### [Exercise requirements]
Lay out the data as a Markdown table with the columns Row and Line, from the start of the data through the line containing "donut-quinella-row2 — [497, 292, 609, 404]", both included. Number each line in Row, put its text in Line, and skip any blank lines.

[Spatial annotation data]

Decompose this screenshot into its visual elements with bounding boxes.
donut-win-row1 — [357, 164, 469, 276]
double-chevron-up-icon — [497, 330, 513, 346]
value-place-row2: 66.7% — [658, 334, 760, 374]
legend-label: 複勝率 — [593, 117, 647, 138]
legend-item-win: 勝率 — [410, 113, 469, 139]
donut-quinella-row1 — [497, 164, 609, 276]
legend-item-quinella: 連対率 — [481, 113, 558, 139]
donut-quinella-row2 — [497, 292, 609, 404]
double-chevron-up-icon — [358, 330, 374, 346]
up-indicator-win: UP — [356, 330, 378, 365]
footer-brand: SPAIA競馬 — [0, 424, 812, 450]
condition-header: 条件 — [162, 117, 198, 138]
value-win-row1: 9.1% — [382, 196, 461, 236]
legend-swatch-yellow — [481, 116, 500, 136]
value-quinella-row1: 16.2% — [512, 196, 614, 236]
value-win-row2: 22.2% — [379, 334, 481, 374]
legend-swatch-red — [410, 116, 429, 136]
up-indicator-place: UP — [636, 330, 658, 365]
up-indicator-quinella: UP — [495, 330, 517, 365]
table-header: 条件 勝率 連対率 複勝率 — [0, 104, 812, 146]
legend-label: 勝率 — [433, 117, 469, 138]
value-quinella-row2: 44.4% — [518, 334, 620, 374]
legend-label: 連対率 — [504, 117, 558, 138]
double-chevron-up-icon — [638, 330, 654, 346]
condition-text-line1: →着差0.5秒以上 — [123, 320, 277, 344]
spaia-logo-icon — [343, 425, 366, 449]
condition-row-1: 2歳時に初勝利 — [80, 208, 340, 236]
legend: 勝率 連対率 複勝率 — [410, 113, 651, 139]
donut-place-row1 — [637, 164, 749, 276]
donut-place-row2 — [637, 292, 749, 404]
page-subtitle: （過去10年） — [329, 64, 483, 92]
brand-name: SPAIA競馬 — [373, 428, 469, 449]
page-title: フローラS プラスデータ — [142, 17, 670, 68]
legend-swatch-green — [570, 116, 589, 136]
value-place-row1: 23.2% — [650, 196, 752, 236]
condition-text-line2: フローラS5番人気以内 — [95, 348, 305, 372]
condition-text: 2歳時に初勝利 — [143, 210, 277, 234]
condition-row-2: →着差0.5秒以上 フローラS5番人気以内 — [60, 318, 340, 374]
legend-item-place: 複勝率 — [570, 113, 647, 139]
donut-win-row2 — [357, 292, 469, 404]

### [Finished exercise]
| Row | Line |
|---|---|
| 1 | Decompose this screenshot into its visual elements with bounding boxes. |
| 2 | donut-win-row1 — [357, 164, 469, 276] |
| 3 | double-chevron-up-icon — [497, 330, 513, 346] |
| 4 | value-place-row2: 66.7% — [658, 334, 760, 374] |
| 5 | legend-label: 複勝率 — [593, 117, 647, 138] |
| 6 | legend-item-win: 勝率 — [410, 113, 469, 139] |
| 7 | donut-quinella-row1 — [497, 164, 609, 276] |
| 8 | legend-item-quinella: 連対率 — [481, 113, 558, 139] |
| 9 | donut-quinella-row2 — [497, 292, 609, 404] |